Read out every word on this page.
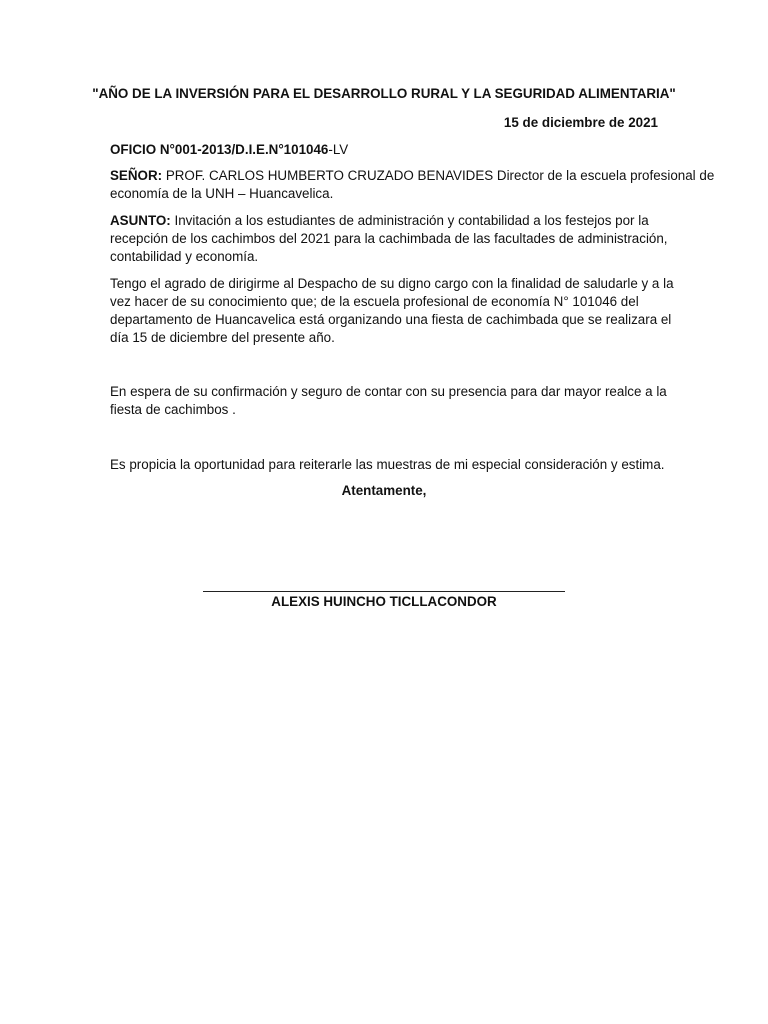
"AÑO DE LA INVERSIÓN PARA EL DESARROLLO RURAL Y LA SEGURIDAD ALIMENTARIA"
15 de diciembre de 2021
OFICIO N°001-2013/D.I.E.N°101046-LV
SEÑOR: PROF. CARLOS HUMBERTO CRUZADO BENAVIDES Director de la escuela profesional de
economía de la UNH – Huancavelica.
ASUNTO: Invitación a los estudiantes de administración y contabilidad a los festejos por la
recepción de los cachimbos del 2021 para la cachimbada de las facultades de administración,
contabilidad y economía.
Tengo el agrado de dirigirme al Despacho de su digno cargo con la finalidad de saludarle y a la
vez hacer de su conocimiento que; de la escuela profesional de economía N° 101046 del
departamento de Huancavelica está organizando una fiesta de cachimbada que se realizara el
día 15 de diciembre del presente año.
En espera de su confirmación y seguro de contar con su presencia para dar mayor realce a la
fiesta de cachimbos .
Es propicia la oportunidad para reiterarle las muestras de mi especial consideración y estima.
Atentamente,
ALEXIS HUINCHO TICLLACONDOR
***
▶ [PROBLEM REQUIREMENTS] Pictures excluded, quote all the data above exactly.

▶ [THE ANSWER]
Read out every word on this page.
"AÑO DE LA INVERSIÓN PARA EL DESARROLLO RURAL Y LA SEGURIDAD ALIMENTARIA"
15 de diciembre de 2021
OFICIO N°001-2013/D.I.E.N°101046-LV
SEÑOR: PROF. CARLOS HUMBERTO CRUZADO BENAVIDES Director de la escuela profesional de
economía de la UNH – Huancavelica.
ASUNTO: Invitación a los estudiantes de administración y contabilidad a los festejos por la
recepción de los cachimbos del 2021 para la cachimbada de las facultades de administración,
contabilidad y economía.
Tengo el agrado de dirigirme al Despacho de su digno cargo con la finalidad de saludarle y a la
vez hacer de su conocimiento que; de la escuela profesional de economía N° 101046 del
departamento de Huancavelica está organizando una fiesta de cachimbada que se realizara el
día 15 de diciembre del presente año.
En espera de su confirmación y seguro de contar con su presencia para dar mayor realce a la
fiesta de cachimbos .
Es propicia la oportunidad para reiterarle las muestras de mi especial consideración y estima.
Atentamente,
ALEXIS HUINCHO TICLLACONDOR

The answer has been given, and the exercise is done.